* start The input *
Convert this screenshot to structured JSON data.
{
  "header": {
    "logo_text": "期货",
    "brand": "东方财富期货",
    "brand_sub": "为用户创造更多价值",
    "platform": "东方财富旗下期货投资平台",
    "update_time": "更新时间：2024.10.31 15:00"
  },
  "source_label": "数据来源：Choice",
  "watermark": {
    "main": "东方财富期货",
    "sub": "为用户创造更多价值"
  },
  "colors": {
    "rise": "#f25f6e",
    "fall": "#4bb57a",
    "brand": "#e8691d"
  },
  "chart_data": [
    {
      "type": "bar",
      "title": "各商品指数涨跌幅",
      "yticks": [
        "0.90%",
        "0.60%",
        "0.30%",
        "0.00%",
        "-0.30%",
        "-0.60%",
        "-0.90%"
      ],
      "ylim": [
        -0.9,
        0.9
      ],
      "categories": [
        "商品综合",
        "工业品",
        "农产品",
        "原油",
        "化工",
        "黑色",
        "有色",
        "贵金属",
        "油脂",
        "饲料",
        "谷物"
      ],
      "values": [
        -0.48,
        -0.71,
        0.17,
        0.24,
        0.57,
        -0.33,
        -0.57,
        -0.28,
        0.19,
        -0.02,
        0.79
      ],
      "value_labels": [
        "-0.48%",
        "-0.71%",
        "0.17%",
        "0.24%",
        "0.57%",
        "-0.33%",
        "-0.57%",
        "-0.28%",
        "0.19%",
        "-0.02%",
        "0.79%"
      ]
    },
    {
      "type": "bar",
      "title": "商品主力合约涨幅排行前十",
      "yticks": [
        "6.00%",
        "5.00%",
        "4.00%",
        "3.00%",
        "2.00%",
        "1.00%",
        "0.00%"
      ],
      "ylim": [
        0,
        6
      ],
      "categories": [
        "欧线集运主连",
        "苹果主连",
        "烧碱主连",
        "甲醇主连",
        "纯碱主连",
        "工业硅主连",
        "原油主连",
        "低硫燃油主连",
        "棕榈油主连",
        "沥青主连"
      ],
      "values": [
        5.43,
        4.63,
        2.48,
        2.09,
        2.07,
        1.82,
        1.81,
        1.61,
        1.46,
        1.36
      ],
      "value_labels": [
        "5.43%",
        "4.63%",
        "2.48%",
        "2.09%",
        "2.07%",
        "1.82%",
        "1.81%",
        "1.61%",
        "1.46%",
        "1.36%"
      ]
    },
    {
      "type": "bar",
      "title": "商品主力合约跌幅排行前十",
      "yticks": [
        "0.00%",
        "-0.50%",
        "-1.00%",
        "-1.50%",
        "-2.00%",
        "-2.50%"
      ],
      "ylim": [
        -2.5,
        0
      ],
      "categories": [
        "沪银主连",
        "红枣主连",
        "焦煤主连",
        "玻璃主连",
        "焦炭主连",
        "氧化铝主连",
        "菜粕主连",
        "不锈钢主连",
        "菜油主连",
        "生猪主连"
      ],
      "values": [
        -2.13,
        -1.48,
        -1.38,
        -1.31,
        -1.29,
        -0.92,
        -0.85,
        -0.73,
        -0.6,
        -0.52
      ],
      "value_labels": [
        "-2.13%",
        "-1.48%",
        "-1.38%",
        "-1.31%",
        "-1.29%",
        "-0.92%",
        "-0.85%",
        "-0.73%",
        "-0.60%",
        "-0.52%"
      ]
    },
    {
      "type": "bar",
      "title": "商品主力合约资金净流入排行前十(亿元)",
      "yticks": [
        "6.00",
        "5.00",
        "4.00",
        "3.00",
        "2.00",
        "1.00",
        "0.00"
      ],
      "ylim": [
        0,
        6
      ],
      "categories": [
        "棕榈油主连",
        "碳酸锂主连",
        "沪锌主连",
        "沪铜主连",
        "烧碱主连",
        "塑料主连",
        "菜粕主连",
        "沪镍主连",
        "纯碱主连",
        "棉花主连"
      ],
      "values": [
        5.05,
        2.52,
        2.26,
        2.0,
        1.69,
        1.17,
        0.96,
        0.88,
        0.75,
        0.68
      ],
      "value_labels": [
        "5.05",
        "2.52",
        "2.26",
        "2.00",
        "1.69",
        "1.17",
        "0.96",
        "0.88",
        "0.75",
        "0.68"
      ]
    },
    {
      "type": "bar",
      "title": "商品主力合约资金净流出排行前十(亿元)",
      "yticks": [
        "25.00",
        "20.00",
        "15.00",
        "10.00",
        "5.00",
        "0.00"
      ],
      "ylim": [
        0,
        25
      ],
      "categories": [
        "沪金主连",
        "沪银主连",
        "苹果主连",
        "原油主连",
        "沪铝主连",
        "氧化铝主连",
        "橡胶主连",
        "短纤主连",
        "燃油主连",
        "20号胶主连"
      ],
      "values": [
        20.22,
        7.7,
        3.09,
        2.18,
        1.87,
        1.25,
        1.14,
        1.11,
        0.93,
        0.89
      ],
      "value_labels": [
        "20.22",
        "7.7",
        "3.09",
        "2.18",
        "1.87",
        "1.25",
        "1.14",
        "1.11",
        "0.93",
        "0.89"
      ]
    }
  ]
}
* end The input *
**Requirement:** Return the listing above word for word.

**Answer to the problem:**
Convert this screenshot to structured JSON data.
{
  "header": {
    "logo_text": "期货",
    "brand": "东方财富期货",
    "brand_sub": "为用户创造更多价值",
    "platform": "东方财富旗下期货投资平台",
    "update_time": "更新时间：2024.10.31 15:00"
  },
  "source_label": "数据来源：Choice",
  "watermark": {
    "main": "东方财富期货",
    "sub": "为用户创造更多价值"
  },
  "colors": {
    "rise": "#f25f6e",
    "fall": "#4bb57a",
    "brand": "#e8691d"
  },
  "chart_data": [
    {
      "type": "bar",
      "title": "各商品指数涨跌幅",
      "yticks": [
        "0.90%",
        "0.60%",
        "0.30%",
        "0.00%",
        "-0.30%",
        "-0.60%",
        "-0.90%"
      ],
      "ylim": [
        -0.9,
        0.9
      ],
      "categories": [
        "商品综合",
        "工业品",
        "农产品",
        "原油",
        "化工",
        "黑色",
        "有色",
        "贵金属",
        "油脂",
        "饲料",
        "谷物"
      ],
      "values": [
        -0.48,
        -0.71,
        0.17,
        0.24,
        0.57,
        -0.33,
        -0.57,
        -0.28,
        0.19,
        -0.02,
        0.79
      ],
      "value_labels": [
        "-0.48%",
        "-0.71%",
        "0.17%",
        "0.24%",
        "0.57%",
        "-0.33%",
        "-0.57%",
        "-0.28%",
        "0.19%",
        "-0.02%",
        "0.79%"
      ]
    },
    {
      "type": "bar",
      "title": "商品主力合约涨幅排行前十",
      "yticks": [
        "6.00%",
        "5.00%",
        "4.00%",
        "3.00%",
        "2.00%",
        "1.00%",
        "0.00%"
      ],
      "ylim": [
        0,
        6
      ],
      "categories": [
        "欧线集运主连",
        "苹果主连",
        "烧碱主连",
        "甲醇主连",
        "纯碱主连",
        "工业硅主连",
        "原油主连",
        "低硫燃油主连",
        "棕榈油主连",
        "沥青主连"
      ],
      "values": [
        5.43,
        4.63,
        2.48,
        2.09,
        2.07,
        1.82,
        1.81,
        1.61,
        1.46,
        1.36
      ],
      "value_labels": [
        "5.43%",
        "4.63%",
        "2.48%",
        "2.09%",
        "2.07%",
        "1.82%",
        "1.81%",
        "1.61%",
        "1.46%",
        "1.36%"
      ]
    },
    {
      "type": "bar",
      "title": "商品主力合约跌幅排行前十",
      "yticks": [
        "0.00%",
        "-0.50%",
        "-1.00%",
        "-1.50%",
        "-2.00%",
        "-2.50%"
      ],
      "ylim": [
        -2.5,
        0
      ],
      "categories": [
        "沪银主连",
        "红枣主连",
        "焦煤主连",
        "玻璃主连",
        "焦炭主连",
        "氧化铝主连",
        "菜粕主连",
        "不锈钢主连",
        "菜油主连",
        "生猪主连"
      ],
      "values": [
        -2.13,
        -1.48,
        -1.38,
        -1.31,
        -1.29,
        -0.92,
        -0.85,
        -0.73,
        -0.6,
        -0.52
      ],
      "value_labels": [
        "-2.13%",
        "-1.48%",
        "-1.38%",
        "-1.31%",
        "-1.29%",
        "-0.92%",
        "-0.85%",
        "-0.73%",
        "-0.60%",
        "-0.52%"
      ]
    },
    {
      "type": "bar",
      "title": "商品主力合约资金净流入排行前十(亿元)",
      "yticks": [
        "6.00",
        "5.00",
        "4.00",
        "3.00",
        "2.00",
        "1.00",
        "0.00"
      ],
      "ylim": [
        0,
        6
      ],
      "categories": [
        "棕榈油主连",
        "碳酸锂主连",
        "沪锌主连",
        "沪铜主连",
        "烧碱主连",
        "塑料主连",
        "菜粕主连",
        "沪镍主连",
        "纯碱主连",
        "棉花主连"
      ],
      "values": [
        5.05,
        2.52,
        2.26,
        2.0,
        1.69,
        1.17,
        0.96,
        0.88,
        0.75,
        0.68
      ],
      "value_labels": [
        "5.05",
        "2.52",
        "2.26",
        "2.00",
        "1.69",
        "1.17",
        "0.96",
        "0.88",
        "0.75",
        "0.68"
      ]
    },
    {
      "type": "bar",
      "title": "商品主力合约资金净流出排行前十(亿元)",
      "yticks": [
        "25.00",
        "20.00",
        "15.00",
        "10.00",
        "5.00",
        "0.00"
      ],
      "ylim": [
        0,
        25
      ],
      "categories": [
        "沪金主连",
        "沪银主连",
        "苹果主连",
        "原油主连",
        "沪铝主连",
        "氧化铝主连",
        "橡胶主连",
        "短纤主连",
        "燃油主连",
        "20号胶主连"
      ],
      "values": [
        20.22,
        7.7,
        3.09,
        2.18,
        1.87,
        1.25,
        1.14,
        1.11,
        0.93,
        0.89
      ],
      "value_labels": [
        "20.22",
        "7.7",
        "3.09",
        "2.18",
        "1.87",
        "1.25",
        "1.14",
        "1.11",
        "0.93",
        "0.89"
      ]
    }
  ]
}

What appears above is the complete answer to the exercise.